> [EXERCISE]
Copy out each line below that has the word "Gäste" in it.

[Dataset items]
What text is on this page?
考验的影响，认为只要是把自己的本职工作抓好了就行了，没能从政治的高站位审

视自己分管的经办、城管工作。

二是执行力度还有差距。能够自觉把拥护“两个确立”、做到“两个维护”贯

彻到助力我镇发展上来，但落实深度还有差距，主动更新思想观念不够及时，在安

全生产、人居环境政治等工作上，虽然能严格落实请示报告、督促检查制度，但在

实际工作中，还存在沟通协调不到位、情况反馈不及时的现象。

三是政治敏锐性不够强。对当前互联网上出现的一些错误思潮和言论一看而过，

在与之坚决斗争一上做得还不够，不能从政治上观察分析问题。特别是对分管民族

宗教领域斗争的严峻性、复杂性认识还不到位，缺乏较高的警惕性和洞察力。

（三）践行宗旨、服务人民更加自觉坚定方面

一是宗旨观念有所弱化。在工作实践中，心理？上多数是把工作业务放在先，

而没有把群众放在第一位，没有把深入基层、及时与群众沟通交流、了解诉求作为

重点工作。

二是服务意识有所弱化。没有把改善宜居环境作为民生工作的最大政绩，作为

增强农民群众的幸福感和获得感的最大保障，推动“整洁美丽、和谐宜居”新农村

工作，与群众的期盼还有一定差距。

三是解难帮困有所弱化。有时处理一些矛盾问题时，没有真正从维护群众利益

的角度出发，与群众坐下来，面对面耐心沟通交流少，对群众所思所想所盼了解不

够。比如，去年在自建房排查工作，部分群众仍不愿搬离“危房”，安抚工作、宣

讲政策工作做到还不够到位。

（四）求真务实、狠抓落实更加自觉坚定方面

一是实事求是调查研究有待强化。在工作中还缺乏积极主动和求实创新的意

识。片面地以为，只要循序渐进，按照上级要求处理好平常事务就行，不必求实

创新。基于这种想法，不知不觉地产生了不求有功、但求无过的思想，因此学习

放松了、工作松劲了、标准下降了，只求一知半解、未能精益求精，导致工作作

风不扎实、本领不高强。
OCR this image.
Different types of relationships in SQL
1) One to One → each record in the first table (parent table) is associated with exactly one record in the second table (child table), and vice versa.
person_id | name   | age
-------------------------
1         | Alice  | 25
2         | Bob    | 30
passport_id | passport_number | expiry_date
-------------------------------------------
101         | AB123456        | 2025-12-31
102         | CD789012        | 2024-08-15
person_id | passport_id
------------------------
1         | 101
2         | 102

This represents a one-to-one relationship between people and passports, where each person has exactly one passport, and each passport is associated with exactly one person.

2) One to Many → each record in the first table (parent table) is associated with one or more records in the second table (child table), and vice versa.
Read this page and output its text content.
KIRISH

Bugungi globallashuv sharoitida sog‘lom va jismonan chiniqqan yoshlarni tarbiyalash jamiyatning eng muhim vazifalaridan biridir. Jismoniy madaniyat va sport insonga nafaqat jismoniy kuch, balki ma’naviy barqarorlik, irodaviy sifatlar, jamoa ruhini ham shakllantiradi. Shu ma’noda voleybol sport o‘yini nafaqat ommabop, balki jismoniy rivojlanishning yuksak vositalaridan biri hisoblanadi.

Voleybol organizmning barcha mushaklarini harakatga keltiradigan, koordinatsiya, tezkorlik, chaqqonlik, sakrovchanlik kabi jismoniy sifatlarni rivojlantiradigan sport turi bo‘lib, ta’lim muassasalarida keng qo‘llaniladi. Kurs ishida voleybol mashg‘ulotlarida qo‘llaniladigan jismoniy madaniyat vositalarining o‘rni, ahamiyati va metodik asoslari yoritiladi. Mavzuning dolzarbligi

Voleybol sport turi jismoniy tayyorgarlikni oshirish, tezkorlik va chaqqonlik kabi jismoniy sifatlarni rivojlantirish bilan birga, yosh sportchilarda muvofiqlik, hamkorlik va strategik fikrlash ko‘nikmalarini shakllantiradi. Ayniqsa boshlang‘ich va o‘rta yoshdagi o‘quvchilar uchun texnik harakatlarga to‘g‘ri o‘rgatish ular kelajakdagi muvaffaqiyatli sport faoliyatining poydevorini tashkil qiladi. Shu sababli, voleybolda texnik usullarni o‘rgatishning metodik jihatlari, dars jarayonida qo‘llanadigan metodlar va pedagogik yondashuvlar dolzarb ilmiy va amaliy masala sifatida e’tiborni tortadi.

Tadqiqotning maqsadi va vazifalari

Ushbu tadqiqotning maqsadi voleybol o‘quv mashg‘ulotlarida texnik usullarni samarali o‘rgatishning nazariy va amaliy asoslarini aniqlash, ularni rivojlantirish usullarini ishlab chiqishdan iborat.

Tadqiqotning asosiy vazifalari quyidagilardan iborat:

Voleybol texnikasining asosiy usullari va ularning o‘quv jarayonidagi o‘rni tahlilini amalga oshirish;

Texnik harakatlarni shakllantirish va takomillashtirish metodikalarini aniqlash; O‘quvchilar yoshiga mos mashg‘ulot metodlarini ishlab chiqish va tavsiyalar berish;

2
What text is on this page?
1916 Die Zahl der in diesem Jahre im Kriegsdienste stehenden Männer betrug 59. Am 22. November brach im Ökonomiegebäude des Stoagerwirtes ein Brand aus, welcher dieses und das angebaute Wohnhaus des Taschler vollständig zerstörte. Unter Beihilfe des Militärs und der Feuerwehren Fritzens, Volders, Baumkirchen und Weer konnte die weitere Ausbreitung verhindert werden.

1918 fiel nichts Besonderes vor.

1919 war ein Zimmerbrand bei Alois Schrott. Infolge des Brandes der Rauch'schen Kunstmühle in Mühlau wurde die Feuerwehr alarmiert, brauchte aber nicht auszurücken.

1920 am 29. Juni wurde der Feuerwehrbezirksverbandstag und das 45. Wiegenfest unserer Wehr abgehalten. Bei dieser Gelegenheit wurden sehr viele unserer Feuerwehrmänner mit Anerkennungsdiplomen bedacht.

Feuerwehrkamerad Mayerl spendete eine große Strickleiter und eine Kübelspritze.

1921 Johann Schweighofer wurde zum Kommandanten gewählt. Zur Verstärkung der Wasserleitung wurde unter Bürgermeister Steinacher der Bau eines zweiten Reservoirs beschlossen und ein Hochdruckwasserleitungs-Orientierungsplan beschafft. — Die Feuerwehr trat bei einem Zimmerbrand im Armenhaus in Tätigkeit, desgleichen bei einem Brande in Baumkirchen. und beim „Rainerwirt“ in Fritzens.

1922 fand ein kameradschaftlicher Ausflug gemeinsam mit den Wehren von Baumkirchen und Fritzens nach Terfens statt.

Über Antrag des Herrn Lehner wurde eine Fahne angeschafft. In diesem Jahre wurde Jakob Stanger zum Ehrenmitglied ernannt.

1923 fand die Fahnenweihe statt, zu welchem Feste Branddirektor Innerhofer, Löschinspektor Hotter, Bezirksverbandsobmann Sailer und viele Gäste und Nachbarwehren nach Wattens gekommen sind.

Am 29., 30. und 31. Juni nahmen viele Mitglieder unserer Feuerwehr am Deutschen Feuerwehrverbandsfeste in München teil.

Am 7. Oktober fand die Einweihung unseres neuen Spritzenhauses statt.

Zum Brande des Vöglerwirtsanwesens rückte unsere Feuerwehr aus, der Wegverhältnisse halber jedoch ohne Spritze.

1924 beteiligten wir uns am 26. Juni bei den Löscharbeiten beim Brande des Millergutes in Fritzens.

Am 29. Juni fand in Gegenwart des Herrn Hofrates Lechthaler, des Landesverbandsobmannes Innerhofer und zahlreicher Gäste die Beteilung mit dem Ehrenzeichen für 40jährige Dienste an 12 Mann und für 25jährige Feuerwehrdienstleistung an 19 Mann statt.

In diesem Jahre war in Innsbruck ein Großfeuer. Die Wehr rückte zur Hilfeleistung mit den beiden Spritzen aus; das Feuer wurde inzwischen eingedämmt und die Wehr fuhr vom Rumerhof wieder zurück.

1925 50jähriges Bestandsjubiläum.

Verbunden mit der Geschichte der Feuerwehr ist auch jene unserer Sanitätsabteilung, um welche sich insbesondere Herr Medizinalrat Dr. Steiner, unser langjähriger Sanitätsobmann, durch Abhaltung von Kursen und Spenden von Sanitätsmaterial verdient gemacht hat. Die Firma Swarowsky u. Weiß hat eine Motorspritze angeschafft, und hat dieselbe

> [EXERCISE ANSWER]
1923 fand die Fahnenweihe statt, zu welchem Feste Branddirektor Innerhofer, Löschinspektor Hotter, Bezirksverbandsobmann Sailer und viele Gäste und Nachbarwehren nach Wattens gekommen sind.
Am 29. Juni fand in Gegenwart des Herrn Hofrates Lechthaler, des Landesverbandsobmannes Innerhofer und zahlreicher Gäste die Beteilung mit dem Ehrenzeichen für 40jährige Dienste an 12 Mann und für 25jährige Feuerwehrdienstleistung an 19 Mann statt.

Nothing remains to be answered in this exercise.